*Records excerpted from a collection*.
══════

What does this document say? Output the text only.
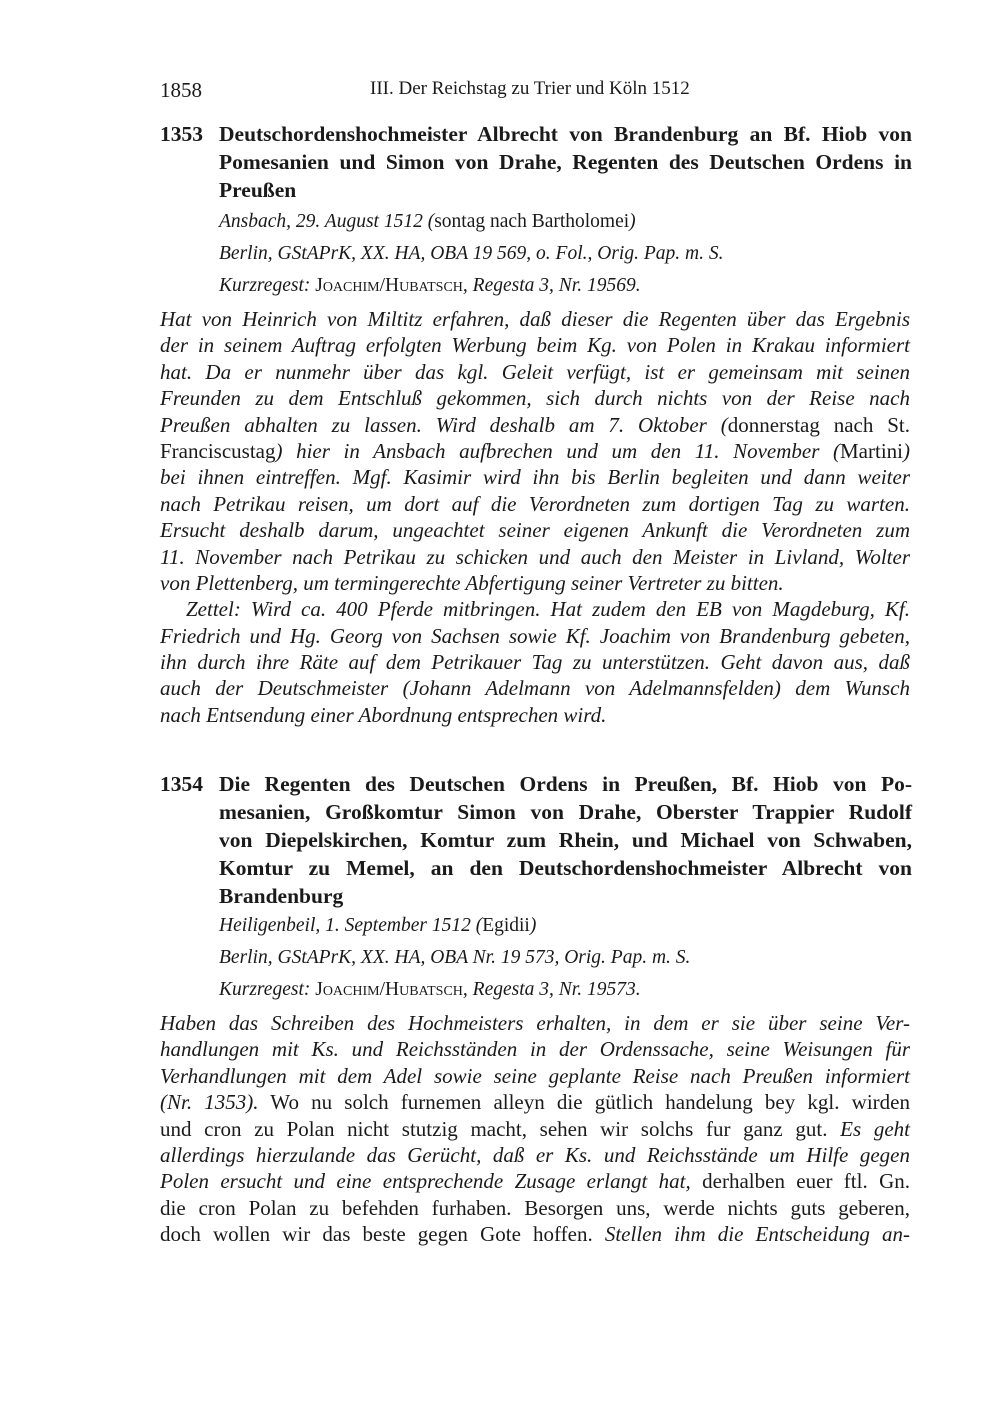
1858	III. Der Reichstag zu Trier und Köln 1512
1353 Deutschordenshochmeister Albrecht von Brandenburg an Bf. Hiob von
Pomesanien und Simon von Drahe, Regenten des Deutschen Ordens in
Preußen
Ansbach, 29. August 1512 (sontag nach Bartholomei)
Berlin, GStAPrK, XX. HA, OBA 19 569, o. Fol., Orig. Pap. m. S.
Kurzregest: Joachim/Hubatsch, Regesta 3, Nr. 19569.
Hat von Heinrich von Miltitz erfahren, daß dieser die Regenten über das Ergebnis
der in seinem Auftrag erfolgten Werbung beim Kg. von Polen in Krakau informiert
hat. Da er nunmehr über das kgl. Geleit verfügt, ist er gemeinsam mit seinen
Freunden zu dem Entschluß gekommen, sich durch nichts von der Reise nach
Preußen abhalten zu lassen. Wird deshalb am 7. Oktober (donnerstag nach St.
Franciscustag) hier in Ansbach aufbrechen und um den 11. November (Martini)
bei ihnen eintreffen. Mgf. Kasimir wird ihn bis Berlin begleiten und dann weiter
nach Petrikau reisen, um dort auf die Verordneten zum dortigen Tag zu warten.
Ersucht deshalb darum, ungeachtet seiner eigenen Ankunft die Verordneten zum
11. November nach Petrikau zu schicken und auch den Meister in Livland, Wolter
von Plettenberg, um termingerechte Abfertigung seiner Vertreter zu bitten.
Zettel: Wird ca. 400 Pferde mitbringen. Hat zudem den EB von Magdeburg, Kf.
Friedrich und Hg. Georg von Sachsen sowie Kf. Joachim von Brandenburg gebeten,
ihn durch ihre Räte auf dem Petrikauer Tag zu unterstützen. Geht davon aus, daß
auch der Deutschmeister (Johann Adelmann von Adelmannsfelden) dem Wunsch
nach Entsendung einer Abordnung entsprechen wird.
1354 Die Regenten des Deutschen Ordens in Preußen, Bf. Hiob von Po-
mesanien, Großkomtur Simon von Drahe, Oberster Trappier Rudolf
von Diepelskirchen, Komtur zum Rhein, und Michael von Schwaben,
Komtur zu Memel, an den Deutschordenshochmeister Albrecht von
Brandenburg
Heiligenbeil, 1. September 1512 (Egidii)
Berlin, GStAPrK, XX. HA, OBA Nr. 19 573, Orig. Pap. m. S.
Kurzregest: Joachim/Hubatsch, Regesta 3, Nr. 19573.
Haben das Schreiben des Hochmeisters erhalten, in dem er sie über seine Ver-
handlungen mit Ks. und Reichsständen in der Ordenssache, seine Weisungen für
Verhandlungen mit dem Adel sowie seine geplante Reise nach Preußen informiert
(Nr. 1353). Wo nu solch furnemen alleyn die gütlich handelung bey kgl. wirden
und cron zu Polan nicht stutzig macht, sehen wir solchs fur ganz gut. Es geht
allerdings hierzulande das Gerücht, daß er Ks. und Reichsstände um Hilfe gegen
Polen ersucht und eine entsprechende Zusage erlangt hat, derhalben euer ftl. Gn.
die cron Polan zu befehden furhaben. Besorgen uns, werde nichts guts geberen,
doch wollen wir das beste gegen Gote hoffen. Stellen ihm die Entscheidung an-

══════

Repeat all of the data above word for word, minus the pictures.

What does this document say? Output the text only.
1858	III. Der Reichstag zu Trier und Köln 1512
1353 Deutschordenshochmeister Albrecht von Brandenburg an Bf. Hiob von
Pomesanien und Simon von Drahe, Regenten des Deutschen Ordens in
Preußen
Ansbach, 29. August 1512 (sontag nach Bartholomei)
Berlin, GStAPrK, XX. HA, OBA 19 569, o. Fol., Orig. Pap. m. S.
Kurzregest: Joachim/Hubatsch, Regesta 3, Nr. 19569.
Hat von Heinrich von Miltitz erfahren, daß dieser die Regenten über das Ergebnis
der in seinem Auftrag erfolgten Werbung beim Kg. von Polen in Krakau informiert
hat. Da er nunmehr über das kgl. Geleit verfügt, ist er gemeinsam mit seinen
Freunden zu dem Entschluß gekommen, sich durch nichts von der Reise nach
Preußen abhalten zu lassen. Wird deshalb am 7. Oktober (donnerstag nach St.
Franciscustag) hier in Ansbach aufbrechen und um den 11. November (Martini)
bei ihnen eintreffen. Mgf. Kasimir wird ihn bis Berlin begleiten und dann weiter
nach Petrikau reisen, um dort auf die Verordneten zum dortigen Tag zu warten.
Ersucht deshalb darum, ungeachtet seiner eigenen Ankunft die Verordneten zum
11. November nach Petrikau zu schicken und auch den Meister in Livland, Wolter
von Plettenberg, um termingerechte Abfertigung seiner Vertreter zu bitten.
Zettel: Wird ca. 400 Pferde mitbringen. Hat zudem den EB von Magdeburg, Kf.
Friedrich und Hg. Georg von Sachsen sowie Kf. Joachim von Brandenburg gebeten,
ihn durch ihre Räte auf dem Petrikauer Tag zu unterstützen. Geht davon aus, daß
auch der Deutschmeister (Johann Adelmann von Adelmannsfelden) dem Wunsch
nach Entsendung einer Abordnung entsprechen wird.
1354 Die Regenten des Deutschen Ordens in Preußen, Bf. Hiob von Po-
mesanien, Großkomtur Simon von Drahe, Oberster Trappier Rudolf
von Diepelskirchen, Komtur zum Rhein, und Michael von Schwaben,
Komtur zu Memel, an den Deutschordenshochmeister Albrecht von
Brandenburg
Heiligenbeil, 1. September 1512 (Egidii)
Berlin, GStAPrK, XX. HA, OBA Nr. 19 573, Orig. Pap. m. S.
Kurzregest: Joachim/Hubatsch, Regesta 3, Nr. 19573.
Haben das Schreiben des Hochmeisters erhalten, in dem er sie über seine Ver-
handlungen mit Ks. und Reichsständen in der Ordenssache, seine Weisungen für
Verhandlungen mit dem Adel sowie seine geplante Reise nach Preußen informiert
(Nr. 1353). Wo nu solch furnemen alleyn die gütlich handelung bey kgl. wirden
und cron zu Polan nicht stutzig macht, sehen wir solchs fur ganz gut. Es geht
allerdings hierzulande das Gerücht, daß er Ks. und Reichsstände um Hilfe gegen
Polen ersucht und eine entsprechende Zusage erlangt hat, derhalben euer ftl. Gn.
die cron Polan zu befehden furhaben. Besorgen uns, werde nichts guts geberen,
doch wollen wir das beste gegen Gote hoffen. Stellen ihm die Entscheidung an-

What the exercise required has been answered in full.